CHANGE IN THE NATURE OF BUSINESS, IF ANY:

There was no change in the nature of business of the Company or any of its subsidiaries during the year.

MATERIAL CHANGES AND COMMITMENT, IF ANY, AFFECTING THE FINANCIAL POSITION OF THE COMPANY:

During the year under review, there were no material changes and commitments affecting the financial position of the Company.

DIRECTORS AND KEY MANAGERIAL PERSONNEL:

Mr. Nitin K Shukla, retires by rotation at the ensuing Annual General Meeting and being eligible Offer themselves for reappointment. Your Directors recommend there re-appointment.

NUMBER OF MEETINGS OF THE BOARD:

The Board met 5 times during the financial year, the details of which are given in the Corporate Governance Report that forms part of this Annual Report. The intervening gap between any two meetings was within the period prescribed by the Companies Act, 2013.

INDEPENDENT DIRECTORS DECLARATION:

The Company has received necessary declaration from each independent director under Section 149(7) of the Companies Act, 2013, that he/she meets the criteria of independence laid down in Section 149(6) of the Companies Act, 2013 and Regulation 25 of SEBI (Listing Obligations and Disclosures Requirements) Regulations, 2015. Independent Directors under section 149(6) of the Companies Act, 2013 declared that:

1. They are not promoters of the Company or its holding, subsidiary or associate company;

2. They are not related to promoters or directors in the company, its holding, subsidiary or associate company.

3. The independent Directors have /had no pecuniary relationship with company, its holding, subsidiary or associate company , or their promoters, or directors, during the two immediately preceding financial years or during the current financial year;

4. None of the relatives of the Independent Director has or had pecuniary relationship or transaction with the company, its holding, subsidiary or associate company, or their promoters, or directors, amounting to two per cent or more of its gross turnover or total income or fifty lakh rupees or such higher amount as may be prescribed, whichever is lower, during the two immediately preceding financial years or during the current financial year;

5. Independent Director, neither himself nor any of his relatives—

(i) holds or has held the position of a key managerial personnel or is or has been employee of the company or its holding, subsidiary or associate company in any of the three financial years immediately preceding the financial year in which he is proposed to be appointed;

(ii) is or has been an employee or proprietor or a partner, in any of the three financial years immediately preceding the financial year in which he is proposed to be appointed, of—

(A) a firm of auditors or company secretaries in practice or cost auditors of the company or its holding, subsidiary or associate company; or

(B) any legal or a consulting firm that has or had any transaction with the company, its holding, subsidiary or associate company amounting to ten percent or more of the gross turnover of such firm;

(iii) Holds together with his relatives two percent. or more of the total voting power of the company; or

(iv) is a Chief Executive or Director, by whatever name called, of any nonprofit organization that receives twenty-five percent. or more of its receipts from the company, any of its promoters, directors or its holding, subsidiary or associate company or that holds two percent or more of the total voting power of the company;

6. Independent Director possesses such qualifications as may be directed by the Board.

**INSTRUCTIONS FOR THE TASK:**
Continue the directors' report excerpt on board matters and independent directors, starting after its final sentence.

A sequence of items:
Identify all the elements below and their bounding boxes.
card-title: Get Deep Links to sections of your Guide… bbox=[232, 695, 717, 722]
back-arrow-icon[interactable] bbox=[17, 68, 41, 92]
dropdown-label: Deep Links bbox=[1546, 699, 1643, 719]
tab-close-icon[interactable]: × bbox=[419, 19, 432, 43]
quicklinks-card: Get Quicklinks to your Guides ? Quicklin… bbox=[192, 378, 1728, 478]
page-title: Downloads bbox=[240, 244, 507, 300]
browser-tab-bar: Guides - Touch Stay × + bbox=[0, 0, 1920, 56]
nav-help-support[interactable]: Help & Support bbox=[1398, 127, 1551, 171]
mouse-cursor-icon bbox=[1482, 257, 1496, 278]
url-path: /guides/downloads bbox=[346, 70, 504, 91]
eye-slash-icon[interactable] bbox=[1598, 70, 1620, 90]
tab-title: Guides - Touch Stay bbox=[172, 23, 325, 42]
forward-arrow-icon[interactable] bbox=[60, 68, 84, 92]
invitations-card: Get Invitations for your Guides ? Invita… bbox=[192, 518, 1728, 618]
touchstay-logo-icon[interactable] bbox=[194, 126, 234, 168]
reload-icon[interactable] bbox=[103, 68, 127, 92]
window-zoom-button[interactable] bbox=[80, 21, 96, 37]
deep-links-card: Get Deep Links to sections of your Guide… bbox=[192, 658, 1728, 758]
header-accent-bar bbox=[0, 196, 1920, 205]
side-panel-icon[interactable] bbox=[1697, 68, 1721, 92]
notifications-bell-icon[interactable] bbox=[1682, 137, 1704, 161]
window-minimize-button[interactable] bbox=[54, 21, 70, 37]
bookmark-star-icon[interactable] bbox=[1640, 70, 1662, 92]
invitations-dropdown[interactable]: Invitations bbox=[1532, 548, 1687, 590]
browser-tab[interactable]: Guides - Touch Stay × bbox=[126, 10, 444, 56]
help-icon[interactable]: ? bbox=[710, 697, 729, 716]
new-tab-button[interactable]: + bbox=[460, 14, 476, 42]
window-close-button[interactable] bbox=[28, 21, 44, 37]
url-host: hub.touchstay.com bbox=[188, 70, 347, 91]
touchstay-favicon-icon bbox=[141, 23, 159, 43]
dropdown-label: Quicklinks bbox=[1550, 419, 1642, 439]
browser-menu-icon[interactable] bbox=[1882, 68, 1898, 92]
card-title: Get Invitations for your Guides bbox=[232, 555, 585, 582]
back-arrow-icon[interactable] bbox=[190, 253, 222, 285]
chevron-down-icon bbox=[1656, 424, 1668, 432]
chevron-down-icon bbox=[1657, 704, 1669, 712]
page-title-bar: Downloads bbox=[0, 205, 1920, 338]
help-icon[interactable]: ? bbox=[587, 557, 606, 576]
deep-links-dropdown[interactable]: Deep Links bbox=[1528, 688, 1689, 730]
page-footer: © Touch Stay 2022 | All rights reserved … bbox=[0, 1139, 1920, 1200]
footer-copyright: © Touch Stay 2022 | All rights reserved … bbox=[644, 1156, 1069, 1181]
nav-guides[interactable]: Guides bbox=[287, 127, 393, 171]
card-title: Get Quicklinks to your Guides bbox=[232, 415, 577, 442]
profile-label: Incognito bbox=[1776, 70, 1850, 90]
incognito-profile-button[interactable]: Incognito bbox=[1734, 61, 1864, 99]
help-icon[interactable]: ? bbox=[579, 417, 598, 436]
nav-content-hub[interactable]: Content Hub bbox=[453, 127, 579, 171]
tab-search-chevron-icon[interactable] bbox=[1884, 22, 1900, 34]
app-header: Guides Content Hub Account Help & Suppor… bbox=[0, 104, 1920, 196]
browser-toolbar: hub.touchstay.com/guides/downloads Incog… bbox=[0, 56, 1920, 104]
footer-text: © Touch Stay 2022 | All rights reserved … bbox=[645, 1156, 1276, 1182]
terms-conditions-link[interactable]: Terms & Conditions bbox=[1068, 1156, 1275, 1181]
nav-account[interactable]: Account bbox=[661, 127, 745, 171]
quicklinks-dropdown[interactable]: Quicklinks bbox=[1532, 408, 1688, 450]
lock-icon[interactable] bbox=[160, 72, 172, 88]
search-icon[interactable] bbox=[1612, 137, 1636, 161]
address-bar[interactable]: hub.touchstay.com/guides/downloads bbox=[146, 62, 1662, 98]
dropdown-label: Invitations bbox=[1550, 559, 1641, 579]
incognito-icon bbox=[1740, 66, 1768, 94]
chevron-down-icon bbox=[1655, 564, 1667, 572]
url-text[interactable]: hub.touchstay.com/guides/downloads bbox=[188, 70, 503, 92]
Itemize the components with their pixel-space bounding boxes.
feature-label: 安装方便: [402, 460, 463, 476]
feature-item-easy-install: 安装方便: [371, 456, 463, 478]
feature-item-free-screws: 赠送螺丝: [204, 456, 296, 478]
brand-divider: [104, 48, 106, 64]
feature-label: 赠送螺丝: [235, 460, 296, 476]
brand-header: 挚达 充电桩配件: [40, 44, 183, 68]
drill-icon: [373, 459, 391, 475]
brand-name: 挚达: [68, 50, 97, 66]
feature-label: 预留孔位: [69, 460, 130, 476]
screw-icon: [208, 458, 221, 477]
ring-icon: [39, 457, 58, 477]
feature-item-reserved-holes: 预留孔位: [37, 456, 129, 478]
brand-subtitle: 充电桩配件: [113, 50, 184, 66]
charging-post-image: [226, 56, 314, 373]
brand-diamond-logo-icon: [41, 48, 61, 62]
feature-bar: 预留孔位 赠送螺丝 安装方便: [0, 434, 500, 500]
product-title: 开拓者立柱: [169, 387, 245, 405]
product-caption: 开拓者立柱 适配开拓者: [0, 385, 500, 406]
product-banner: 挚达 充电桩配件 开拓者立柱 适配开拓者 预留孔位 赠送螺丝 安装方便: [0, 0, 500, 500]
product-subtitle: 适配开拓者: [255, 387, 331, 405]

**RESULT BELOW:**
7. The Company & the Independent Directors shall abide by the provisions specified in Schedule IV of the Companies Act, 2013.

BOARD EVALUATION:

SEBI (Listing Obligations and Disclosures Requirements) Regulations, 2015 mandates that the Board shall monitor and review the Board evaluation framework. The Companies Act, 2013 states that a formal annual evaluation needs to be made by the Board of its own performance and that of its committees and individual directors. The Schedule IV of the Companies Act, 2013 states that the performance evaluation of independent directors should be done by the entire Board of Directors, excluding the director being evaluated.

The evaluation of all the directors and the Board as a whole was conducted based on the criteria and framework adopted by the Board. The Board approved the evaluation results alongwith evaluation done by the Nomination and Remuneration Committee.

PERFORMANCE OF THE BOARD AND COMMITTEES:

During the year under review, the performance of the Board & Committees and Individual Director(s) based on the below parameters was satisfactory:

(i) All Directors had attended the Board meetings;

(ii) The remunerations paid to Executive Directors are strictly as per the Company and industry policy.

(iii) The Independent Directors only received sitting fees.

(iv) The Independent Directors contributed significantly in the Board and committee deliberation and business and operations of the Company and subsidiaries based on their experience and knowledge and Independent views.

(v) The Credit Policy, Loan Policy and compliances were reviewed periodically;

(vi) Risk Management Policy was implemented at all critical levels and monitored by the Internal Audit team who places report with the Audit committee and Board.

MEETING OF INDEPENDENT DIRECTORS:

Pursuant of the provision of Section 149 (8) of the Companies Act, 2013 read with Schedule IV and Regulation 25 of SEBI (Listing Obligations and Disclosures Requirements) Regulations, 2015, the Independent Directors of the Company held their meeting on 14th February, 2017 reviewed the performance of non- independent directors and the Board as a whole including the Chairperson of the Company, views expressed by the executive directors and non-executive directors at various level, and quantified the quality, quantity and timeliness of flow of information between the Company, management and the Board and expressed satisfaction.

POLICY ON DIRECTORS APPOINTMENT AND REMUNERATION:

The current policy is to have an appropriate mix of executive and independent directors to maintain the independence of the Board and separate its functions of governance and management. As on 31st March, 2017, the Board consists of 6 members. Out of which one is the Managing Director, two are Whole Time Directors.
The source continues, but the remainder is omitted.